In the material below, the lines containing the word "style" are required; copy each of them.

[Items from a figure collection]
▼

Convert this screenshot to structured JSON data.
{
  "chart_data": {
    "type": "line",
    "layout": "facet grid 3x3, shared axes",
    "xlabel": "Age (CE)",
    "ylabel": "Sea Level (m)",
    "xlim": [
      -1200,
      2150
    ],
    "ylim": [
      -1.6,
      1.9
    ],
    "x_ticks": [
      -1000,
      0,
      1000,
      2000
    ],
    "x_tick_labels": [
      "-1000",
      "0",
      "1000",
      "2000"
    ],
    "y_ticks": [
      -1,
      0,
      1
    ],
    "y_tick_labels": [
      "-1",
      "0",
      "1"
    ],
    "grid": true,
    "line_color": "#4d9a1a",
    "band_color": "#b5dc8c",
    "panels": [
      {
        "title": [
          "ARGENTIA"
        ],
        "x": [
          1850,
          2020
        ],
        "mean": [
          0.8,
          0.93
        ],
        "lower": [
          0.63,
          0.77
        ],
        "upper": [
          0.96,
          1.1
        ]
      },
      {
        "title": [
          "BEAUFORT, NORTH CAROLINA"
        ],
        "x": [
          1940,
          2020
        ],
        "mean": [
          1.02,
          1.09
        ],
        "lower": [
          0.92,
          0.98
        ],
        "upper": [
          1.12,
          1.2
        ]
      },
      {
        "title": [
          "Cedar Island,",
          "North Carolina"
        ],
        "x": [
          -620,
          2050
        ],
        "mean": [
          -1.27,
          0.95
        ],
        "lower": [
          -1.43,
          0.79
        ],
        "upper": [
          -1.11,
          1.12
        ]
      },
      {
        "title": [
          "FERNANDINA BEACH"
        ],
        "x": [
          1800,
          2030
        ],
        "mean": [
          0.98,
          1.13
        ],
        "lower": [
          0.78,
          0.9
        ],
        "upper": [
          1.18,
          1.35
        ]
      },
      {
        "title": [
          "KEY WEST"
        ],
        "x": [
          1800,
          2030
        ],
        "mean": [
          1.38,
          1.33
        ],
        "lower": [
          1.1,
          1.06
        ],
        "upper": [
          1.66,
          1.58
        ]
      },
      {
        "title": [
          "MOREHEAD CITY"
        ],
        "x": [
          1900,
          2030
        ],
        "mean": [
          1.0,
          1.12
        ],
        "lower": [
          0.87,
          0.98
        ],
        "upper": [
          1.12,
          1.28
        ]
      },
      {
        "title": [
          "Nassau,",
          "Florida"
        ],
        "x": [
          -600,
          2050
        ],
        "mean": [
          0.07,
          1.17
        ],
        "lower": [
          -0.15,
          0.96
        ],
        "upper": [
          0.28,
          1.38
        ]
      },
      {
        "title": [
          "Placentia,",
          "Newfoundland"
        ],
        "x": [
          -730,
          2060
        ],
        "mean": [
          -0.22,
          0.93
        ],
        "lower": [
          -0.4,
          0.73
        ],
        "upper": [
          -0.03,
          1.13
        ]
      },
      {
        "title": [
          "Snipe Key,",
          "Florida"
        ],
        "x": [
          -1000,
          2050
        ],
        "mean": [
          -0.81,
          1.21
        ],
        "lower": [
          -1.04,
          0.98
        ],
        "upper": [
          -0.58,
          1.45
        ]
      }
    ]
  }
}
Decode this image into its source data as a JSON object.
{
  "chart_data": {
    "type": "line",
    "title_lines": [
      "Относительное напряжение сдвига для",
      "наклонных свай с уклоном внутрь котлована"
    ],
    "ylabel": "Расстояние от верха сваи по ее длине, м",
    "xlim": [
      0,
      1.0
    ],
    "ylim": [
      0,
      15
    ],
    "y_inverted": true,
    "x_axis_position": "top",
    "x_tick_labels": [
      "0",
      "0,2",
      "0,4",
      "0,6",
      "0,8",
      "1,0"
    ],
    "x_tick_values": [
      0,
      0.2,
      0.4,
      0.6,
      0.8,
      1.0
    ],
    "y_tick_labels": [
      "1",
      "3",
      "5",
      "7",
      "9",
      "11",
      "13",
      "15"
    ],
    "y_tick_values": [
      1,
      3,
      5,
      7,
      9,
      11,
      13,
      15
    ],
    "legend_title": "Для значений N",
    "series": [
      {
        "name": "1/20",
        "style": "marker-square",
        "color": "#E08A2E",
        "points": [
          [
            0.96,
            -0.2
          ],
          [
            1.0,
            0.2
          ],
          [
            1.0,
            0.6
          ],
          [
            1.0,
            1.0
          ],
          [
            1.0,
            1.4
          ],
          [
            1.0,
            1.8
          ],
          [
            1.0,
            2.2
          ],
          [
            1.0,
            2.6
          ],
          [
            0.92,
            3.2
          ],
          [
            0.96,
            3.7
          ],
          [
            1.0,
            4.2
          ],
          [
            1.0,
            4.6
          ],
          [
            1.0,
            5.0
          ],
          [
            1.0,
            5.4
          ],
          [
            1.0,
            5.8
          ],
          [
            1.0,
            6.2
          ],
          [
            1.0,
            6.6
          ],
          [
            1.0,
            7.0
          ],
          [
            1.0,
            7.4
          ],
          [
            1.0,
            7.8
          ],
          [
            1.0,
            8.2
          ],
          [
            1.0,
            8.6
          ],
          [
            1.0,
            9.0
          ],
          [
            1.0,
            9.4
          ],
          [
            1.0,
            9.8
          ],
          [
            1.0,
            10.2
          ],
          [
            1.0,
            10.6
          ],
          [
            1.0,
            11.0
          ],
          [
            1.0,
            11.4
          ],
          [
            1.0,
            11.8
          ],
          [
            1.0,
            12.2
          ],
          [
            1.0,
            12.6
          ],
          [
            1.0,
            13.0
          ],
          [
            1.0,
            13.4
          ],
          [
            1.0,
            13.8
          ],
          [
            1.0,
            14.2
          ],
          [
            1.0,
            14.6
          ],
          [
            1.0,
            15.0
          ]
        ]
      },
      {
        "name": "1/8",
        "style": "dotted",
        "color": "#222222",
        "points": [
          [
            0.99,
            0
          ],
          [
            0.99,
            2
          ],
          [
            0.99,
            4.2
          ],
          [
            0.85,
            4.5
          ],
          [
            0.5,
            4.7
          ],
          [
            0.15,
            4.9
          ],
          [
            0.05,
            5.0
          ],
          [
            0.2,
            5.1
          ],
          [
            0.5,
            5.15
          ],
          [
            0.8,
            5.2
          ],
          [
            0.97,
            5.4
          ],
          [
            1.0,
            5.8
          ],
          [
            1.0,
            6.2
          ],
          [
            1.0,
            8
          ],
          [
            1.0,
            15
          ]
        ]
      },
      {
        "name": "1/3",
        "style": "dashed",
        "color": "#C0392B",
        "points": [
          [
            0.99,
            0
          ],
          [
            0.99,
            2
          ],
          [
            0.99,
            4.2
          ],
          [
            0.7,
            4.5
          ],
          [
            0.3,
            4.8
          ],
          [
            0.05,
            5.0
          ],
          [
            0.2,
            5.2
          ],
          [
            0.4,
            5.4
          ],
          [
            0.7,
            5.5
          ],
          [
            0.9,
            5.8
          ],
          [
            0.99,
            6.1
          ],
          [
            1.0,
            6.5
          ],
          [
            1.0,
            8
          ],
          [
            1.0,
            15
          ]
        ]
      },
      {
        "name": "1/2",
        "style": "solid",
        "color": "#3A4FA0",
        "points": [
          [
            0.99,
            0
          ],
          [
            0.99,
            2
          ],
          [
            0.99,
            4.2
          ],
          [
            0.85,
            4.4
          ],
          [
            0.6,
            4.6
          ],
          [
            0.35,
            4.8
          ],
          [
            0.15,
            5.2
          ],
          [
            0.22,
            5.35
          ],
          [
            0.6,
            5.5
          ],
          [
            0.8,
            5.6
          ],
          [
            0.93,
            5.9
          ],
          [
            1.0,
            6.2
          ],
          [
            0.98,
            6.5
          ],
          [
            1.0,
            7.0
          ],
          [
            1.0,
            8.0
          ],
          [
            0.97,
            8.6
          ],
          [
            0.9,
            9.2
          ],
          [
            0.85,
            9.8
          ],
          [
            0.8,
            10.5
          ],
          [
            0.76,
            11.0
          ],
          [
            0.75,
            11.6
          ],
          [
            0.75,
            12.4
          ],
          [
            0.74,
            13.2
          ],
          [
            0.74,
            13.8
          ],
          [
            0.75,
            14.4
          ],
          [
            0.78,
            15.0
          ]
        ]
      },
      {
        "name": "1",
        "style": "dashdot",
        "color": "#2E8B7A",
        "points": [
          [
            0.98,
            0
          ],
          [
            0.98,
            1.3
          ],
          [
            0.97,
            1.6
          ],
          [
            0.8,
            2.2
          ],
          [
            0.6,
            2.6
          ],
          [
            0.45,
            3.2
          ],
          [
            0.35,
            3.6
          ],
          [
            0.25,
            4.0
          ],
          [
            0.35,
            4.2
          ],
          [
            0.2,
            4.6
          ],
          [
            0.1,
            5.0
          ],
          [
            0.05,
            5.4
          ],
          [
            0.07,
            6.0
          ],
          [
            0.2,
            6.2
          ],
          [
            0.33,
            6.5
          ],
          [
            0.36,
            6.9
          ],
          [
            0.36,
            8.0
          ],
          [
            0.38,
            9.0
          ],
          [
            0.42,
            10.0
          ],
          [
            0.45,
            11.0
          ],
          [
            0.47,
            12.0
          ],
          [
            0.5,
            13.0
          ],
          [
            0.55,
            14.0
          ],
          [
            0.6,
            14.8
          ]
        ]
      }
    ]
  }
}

▲

== Written response ==
        "style": "marker-square",
        "style": "dotted",
        "style": "dashed",
        "style": "solid",
        "style": "dashdot",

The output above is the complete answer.